Task statement
Pull each line containing "cassé" out of the data and copy it.

##### Stored data

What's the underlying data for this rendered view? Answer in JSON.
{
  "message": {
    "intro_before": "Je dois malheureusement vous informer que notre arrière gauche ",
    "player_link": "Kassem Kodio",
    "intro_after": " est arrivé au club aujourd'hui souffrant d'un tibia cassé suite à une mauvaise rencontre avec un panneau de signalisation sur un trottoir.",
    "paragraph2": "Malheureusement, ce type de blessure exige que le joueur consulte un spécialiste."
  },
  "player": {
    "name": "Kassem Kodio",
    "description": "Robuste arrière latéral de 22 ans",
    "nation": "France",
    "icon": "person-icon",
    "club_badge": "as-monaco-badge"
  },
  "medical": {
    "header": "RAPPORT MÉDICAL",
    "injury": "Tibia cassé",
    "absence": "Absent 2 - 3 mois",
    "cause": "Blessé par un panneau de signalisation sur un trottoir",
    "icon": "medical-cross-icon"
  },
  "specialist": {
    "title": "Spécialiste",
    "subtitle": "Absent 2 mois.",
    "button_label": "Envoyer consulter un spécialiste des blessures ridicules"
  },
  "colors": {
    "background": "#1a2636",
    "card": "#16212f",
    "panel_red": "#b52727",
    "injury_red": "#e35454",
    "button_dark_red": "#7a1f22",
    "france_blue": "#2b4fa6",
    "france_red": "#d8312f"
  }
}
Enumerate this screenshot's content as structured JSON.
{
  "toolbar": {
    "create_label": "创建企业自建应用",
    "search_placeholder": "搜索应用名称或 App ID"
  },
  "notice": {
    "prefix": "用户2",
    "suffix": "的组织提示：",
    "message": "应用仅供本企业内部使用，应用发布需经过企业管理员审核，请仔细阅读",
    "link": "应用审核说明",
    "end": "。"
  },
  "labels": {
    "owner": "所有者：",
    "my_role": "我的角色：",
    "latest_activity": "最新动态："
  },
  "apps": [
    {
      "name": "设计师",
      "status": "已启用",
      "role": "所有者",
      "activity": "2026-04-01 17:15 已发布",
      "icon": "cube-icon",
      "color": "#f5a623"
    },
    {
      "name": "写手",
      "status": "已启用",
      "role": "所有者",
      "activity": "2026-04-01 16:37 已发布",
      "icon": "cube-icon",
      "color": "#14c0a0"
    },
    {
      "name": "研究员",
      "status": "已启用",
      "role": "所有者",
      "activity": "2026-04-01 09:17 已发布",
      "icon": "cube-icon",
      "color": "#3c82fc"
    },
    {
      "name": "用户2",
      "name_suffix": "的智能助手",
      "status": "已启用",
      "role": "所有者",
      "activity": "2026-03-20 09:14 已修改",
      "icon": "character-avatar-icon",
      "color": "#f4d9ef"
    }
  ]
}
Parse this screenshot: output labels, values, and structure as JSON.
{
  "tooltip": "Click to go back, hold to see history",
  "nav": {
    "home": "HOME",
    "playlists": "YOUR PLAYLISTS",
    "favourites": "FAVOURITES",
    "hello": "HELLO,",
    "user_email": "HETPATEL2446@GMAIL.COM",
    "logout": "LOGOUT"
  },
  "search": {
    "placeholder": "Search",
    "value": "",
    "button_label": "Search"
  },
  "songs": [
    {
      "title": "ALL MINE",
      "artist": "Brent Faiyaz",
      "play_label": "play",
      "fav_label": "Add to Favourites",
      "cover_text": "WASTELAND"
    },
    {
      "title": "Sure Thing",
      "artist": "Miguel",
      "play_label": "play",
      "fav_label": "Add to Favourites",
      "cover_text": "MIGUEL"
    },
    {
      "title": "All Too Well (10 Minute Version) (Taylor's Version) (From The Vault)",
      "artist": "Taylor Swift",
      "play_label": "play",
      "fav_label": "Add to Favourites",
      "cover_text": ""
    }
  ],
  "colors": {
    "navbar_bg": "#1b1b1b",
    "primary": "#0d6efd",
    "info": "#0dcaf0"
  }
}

##########

Final result
    "intro_after": " est arrivé au club aujourd'hui souffrant d'un tibia cassé suite à une mauvaise rencontre avec un panneau de signalisation sur un trottoir.",
    "injury": "Tibia cassé",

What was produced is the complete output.